_GOAL OF THE EXERCISE_: Copy out the entries below precisely; nothing is to be omitted.

(A block of data)
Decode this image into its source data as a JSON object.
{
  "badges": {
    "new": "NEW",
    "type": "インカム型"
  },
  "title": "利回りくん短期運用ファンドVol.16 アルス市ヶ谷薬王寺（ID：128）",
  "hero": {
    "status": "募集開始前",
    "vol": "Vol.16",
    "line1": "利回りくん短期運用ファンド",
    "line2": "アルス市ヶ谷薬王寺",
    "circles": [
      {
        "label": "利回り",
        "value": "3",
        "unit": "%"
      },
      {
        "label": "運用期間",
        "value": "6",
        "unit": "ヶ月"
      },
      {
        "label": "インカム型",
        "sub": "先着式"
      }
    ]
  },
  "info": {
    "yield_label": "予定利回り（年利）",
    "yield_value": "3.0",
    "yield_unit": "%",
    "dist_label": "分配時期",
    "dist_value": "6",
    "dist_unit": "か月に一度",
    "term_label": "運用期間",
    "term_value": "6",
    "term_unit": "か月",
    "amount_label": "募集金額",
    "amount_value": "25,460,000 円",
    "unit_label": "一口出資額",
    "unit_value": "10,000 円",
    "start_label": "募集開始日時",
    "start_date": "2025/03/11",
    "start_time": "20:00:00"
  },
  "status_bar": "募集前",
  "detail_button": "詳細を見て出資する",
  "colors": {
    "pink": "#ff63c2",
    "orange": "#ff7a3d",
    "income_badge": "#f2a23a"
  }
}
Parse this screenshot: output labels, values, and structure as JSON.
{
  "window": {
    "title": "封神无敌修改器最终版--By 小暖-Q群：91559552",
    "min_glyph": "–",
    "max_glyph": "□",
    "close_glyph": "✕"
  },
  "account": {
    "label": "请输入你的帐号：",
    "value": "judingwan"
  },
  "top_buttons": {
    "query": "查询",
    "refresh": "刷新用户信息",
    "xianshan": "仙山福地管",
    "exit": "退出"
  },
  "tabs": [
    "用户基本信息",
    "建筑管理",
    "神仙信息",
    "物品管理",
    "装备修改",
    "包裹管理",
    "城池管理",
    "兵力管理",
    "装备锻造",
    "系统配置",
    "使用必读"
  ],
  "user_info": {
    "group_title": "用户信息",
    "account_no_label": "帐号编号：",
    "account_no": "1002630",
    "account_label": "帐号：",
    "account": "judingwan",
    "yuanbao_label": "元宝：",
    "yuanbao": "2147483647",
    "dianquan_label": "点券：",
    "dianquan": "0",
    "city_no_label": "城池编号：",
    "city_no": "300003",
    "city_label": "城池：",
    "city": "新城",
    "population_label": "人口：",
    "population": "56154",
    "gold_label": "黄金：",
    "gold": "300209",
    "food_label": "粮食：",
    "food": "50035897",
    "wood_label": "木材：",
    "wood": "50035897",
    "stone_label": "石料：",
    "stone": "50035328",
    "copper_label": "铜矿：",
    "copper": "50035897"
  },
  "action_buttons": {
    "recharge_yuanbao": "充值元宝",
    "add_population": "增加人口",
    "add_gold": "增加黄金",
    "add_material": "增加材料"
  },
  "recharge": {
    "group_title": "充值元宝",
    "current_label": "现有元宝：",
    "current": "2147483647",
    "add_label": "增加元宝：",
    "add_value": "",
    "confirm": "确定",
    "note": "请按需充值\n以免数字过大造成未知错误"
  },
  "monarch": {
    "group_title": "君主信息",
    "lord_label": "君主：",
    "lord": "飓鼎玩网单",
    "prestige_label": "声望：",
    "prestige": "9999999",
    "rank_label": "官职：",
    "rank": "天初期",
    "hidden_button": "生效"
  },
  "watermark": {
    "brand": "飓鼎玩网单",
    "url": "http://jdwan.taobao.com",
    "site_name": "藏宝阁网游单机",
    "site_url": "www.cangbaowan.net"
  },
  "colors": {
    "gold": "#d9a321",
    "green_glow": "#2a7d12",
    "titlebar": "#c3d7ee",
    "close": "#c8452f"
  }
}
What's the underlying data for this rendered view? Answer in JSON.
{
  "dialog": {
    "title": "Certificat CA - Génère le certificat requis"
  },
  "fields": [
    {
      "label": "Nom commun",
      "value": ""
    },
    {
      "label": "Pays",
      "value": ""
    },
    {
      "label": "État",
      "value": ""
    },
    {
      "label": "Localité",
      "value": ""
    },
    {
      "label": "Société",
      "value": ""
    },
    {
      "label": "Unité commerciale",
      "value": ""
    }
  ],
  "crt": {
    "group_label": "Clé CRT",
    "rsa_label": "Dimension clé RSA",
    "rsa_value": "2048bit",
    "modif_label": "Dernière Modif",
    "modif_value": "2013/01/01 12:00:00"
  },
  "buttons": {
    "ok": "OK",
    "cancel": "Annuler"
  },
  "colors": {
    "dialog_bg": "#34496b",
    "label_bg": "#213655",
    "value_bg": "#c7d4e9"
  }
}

_ANSWER TO THIS EXERCISE_:
Decode this image into its source data as a JSON object.
{
  "badges": {
    "new": "NEW",
    "type": "インカム型"
  },
  "title": "利回りくん短期運用ファンドVol.16 アルス市ヶ谷薬王寺（ID：128）",
  "hero": {
    "status": "募集開始前",
    "vol": "Vol.16",
    "line1": "利回りくん短期運用ファンド",
    "line2": "アルス市ヶ谷薬王寺",
    "circles": [
      {
        "label": "利回り",
        "value": "3",
        "unit": "%"
      },
      {
        "label": "運用期間",
        "value": "6",
        "unit": "ヶ月"
      },
      {
        "label": "インカム型",
        "sub": "先着式"
      }
    ]
  },
  "info": {
    "yield_label": "予定利回り（年利）",
    "yield_value": "3.0",
    "yield_unit": "%",
    "dist_label": "分配時期",
    "dist_value": "6",
    "dist_unit": "か月に一度",
    "term_label": "運用期間",
    "term_value": "6",
    "term_unit": "か月",
    "amount_label": "募集金額",
    "amount_value": "25,460,000 円",
    "unit_label": "一口出資額",
    "unit_value": "10,000 円",
    "start_label": "募集開始日時",
    "start_date": "2025/03/11",
    "start_time": "20:00:00"
  },
  "status_bar": "募集前",
  "detail_button": "詳細を見て出資する",
  "colors": {
    "pink": "#ff63c2",
    "orange": "#ff7a3d",
    "income_badge": "#f2a23a"
  }
}
Parse this screenshot: output labels, values, and structure as JSON.
{
  "window": {
    "title": "封神无敌修改器最终版--By 小暖-Q群：91559552",
    "min_glyph": "–",
    "max_glyph": "□",
    "close_glyph": "✕"
  },
  "account": {
    "label": "请输入你的帐号：",
    "value": "judingwan"
  },
  "top_buttons": {
    "query": "查询",
    "refresh": "刷新用户信息",
    "xianshan": "仙山福地管",
    "exit": "退出"
  },
  "tabs": [
    "用户基本信息",
    "建筑管理",
    "神仙信息",
    "物品管理",
    "装备修改",
    "包裹管理",
    "城池管理",
    "兵力管理",
    "装备锻造",
    "系统配置",
    "使用必读"
  ],
  "user_info": {
    "group_title": "用户信息",
    "account_no_label": "帐号编号：",
    "account_no": "1002630",
    "account_label": "帐号：",
    "account": "judingwan",
    "yuanbao_label": "元宝：",
    "yuanbao": "2147483647",
    "dianquan_label": "点券：",
    "dianquan": "0",
    "city_no_label": "城池编号：",
    "city_no": "300003",
    "city_label": "城池：",
    "city": "新城",
    "population_label": "人口：",
    "population": "56154",
    "gold_label": "黄金：",
    "gold": "300209",
    "food_label": "粮食：",
    "food": "50035897",
    "wood_label": "木材：",
    "wood": "50035897",
    "stone_label": "石料：",
    "stone": "50035328",
    "copper_label": "铜矿：",
    "copper": "50035897"
  },
  "action_buttons": {
    "recharge_yuanbao": "充值元宝",
    "add_population": "增加人口",
    "add_gold": "增加黄金",
    "add_material": "增加材料"
  },
  "recharge": {
    "group_title": "充值元宝",
    "current_label": "现有元宝：",
    "current": "2147483647",
    "add_label": "增加元宝：",
    "add_value": "",
    "confirm": "确定",
    "note": "请按需充值\n以免数字过大造成未知错误"
  },
  "monarch": {
    "group_title": "君主信息",
    "lord_label": "君主：",
    "lord": "飓鼎玩网单",
    "prestige_label": "声望：",
    "prestige": "9999999",
    "rank_label": "官职：",
    "rank": "天初期",
    "hidden_button": "生效"
  },
  "watermark": {
    "brand": "飓鼎玩网单",
    "url": "http://jdwan.taobao.com",
    "site_name": "藏宝阁网游单机",
    "site_url": "www.cangbaowan.net"
  },
  "colors": {
    "gold": "#d9a321",
    "green_glow": "#2a7d12",
    "titlebar": "#c3d7ee",
    "close": "#c8452f"
  }
}
What's the underlying data for this rendered view? Answer in JSON.
{
  "dialog": {
    "title": "Certificat CA - Génère le certificat requis"
  },
  "fields": [
    {
      "label": "Nom commun",
      "value": ""
    },
    {
      "label": "Pays",
      "value": ""
    },
    {
      "label": "État",
      "value": ""
    },
    {
      "label": "Localité",
      "value": ""
    },
    {
      "label": "Société",
      "value": ""
    },
    {
      "label": "Unité commerciale",
      "value": ""
    }
  ],
  "crt": {
    "group_label": "Clé CRT",
    "rsa_label": "Dimension clé RSA",
    "rsa_value": "2048bit",
    "modif_label": "Dernière Modif",
    "modif_value": "2013/01/01 12:00:00"
  },
  "buttons": {
    "ok": "OK",
    "cancel": "Annuler"
  },
  "colors": {
    "dialog_bg": "#34496b",
    "label_bg": "#213655",
    "value_bg": "#c7d4e9"
  }
}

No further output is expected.